**TASK GOAL**
Extract every line that contains the word "ATHENA".
^^^^^^^^
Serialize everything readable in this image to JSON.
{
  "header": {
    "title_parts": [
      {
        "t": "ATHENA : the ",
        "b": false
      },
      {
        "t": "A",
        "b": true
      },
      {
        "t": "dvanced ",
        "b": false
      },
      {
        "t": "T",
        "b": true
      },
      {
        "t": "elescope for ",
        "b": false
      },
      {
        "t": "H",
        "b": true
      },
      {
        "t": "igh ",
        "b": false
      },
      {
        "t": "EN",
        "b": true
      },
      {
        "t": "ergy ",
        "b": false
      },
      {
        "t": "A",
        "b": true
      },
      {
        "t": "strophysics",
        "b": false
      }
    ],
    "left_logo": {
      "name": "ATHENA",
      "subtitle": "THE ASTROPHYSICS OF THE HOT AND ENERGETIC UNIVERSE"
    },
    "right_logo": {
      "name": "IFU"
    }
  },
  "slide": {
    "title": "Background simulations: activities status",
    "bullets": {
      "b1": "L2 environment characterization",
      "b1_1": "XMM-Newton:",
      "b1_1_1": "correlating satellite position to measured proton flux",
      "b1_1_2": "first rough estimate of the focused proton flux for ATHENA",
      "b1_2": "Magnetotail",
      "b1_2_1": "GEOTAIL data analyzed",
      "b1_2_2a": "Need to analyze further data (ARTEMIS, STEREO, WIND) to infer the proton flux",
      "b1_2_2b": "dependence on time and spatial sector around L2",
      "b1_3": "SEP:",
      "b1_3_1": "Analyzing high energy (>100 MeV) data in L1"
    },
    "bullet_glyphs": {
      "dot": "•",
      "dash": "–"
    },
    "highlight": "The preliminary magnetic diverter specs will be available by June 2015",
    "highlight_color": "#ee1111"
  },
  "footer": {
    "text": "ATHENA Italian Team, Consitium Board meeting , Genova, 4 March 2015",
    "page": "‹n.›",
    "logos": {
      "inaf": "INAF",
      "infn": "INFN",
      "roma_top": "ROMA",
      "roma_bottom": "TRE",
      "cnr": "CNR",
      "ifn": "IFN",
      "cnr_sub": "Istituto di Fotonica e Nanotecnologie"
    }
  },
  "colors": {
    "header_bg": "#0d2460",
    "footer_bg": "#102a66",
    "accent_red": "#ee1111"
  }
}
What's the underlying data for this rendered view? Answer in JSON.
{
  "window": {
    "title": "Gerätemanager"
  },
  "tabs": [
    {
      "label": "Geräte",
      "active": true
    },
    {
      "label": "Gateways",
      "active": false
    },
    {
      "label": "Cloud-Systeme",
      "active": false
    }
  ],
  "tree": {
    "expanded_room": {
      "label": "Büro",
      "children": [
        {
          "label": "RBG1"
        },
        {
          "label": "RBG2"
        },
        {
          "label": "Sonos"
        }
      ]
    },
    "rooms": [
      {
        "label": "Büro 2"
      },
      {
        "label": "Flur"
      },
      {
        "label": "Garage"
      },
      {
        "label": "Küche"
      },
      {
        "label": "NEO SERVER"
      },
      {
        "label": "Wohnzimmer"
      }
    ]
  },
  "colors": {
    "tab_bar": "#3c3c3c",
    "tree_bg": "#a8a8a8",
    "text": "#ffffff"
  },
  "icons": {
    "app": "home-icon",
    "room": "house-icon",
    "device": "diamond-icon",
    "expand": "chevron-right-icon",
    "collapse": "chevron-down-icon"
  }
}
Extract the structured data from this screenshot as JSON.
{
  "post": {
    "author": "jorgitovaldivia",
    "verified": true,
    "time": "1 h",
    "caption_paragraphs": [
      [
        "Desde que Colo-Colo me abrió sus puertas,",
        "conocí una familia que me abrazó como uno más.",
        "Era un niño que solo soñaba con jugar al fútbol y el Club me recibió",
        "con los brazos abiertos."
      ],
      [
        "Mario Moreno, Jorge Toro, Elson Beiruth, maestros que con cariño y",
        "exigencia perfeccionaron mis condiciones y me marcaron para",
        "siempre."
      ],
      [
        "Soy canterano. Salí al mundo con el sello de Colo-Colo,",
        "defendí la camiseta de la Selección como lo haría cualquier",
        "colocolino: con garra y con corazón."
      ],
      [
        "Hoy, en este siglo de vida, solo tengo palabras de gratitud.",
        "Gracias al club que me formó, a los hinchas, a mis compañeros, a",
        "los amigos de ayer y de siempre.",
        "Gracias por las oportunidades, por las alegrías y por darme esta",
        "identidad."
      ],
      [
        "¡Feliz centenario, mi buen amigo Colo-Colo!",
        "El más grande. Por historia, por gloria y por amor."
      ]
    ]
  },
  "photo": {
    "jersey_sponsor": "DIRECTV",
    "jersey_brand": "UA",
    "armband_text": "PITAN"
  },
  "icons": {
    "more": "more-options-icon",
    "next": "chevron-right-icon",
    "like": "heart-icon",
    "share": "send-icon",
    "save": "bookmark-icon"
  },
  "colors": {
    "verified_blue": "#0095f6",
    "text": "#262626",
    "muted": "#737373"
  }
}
^^^^^^^^
**RESULT FOR THIS TASK**
        "t": "ATHENA : the ",
      "name": "ATHENA",
      "b1_1_2": "first rough estimate of the focused proton flux for ATHENA",
    "text": "ATHENA Italian Team, Consitium Board meeting , Genova, 4 March 2015",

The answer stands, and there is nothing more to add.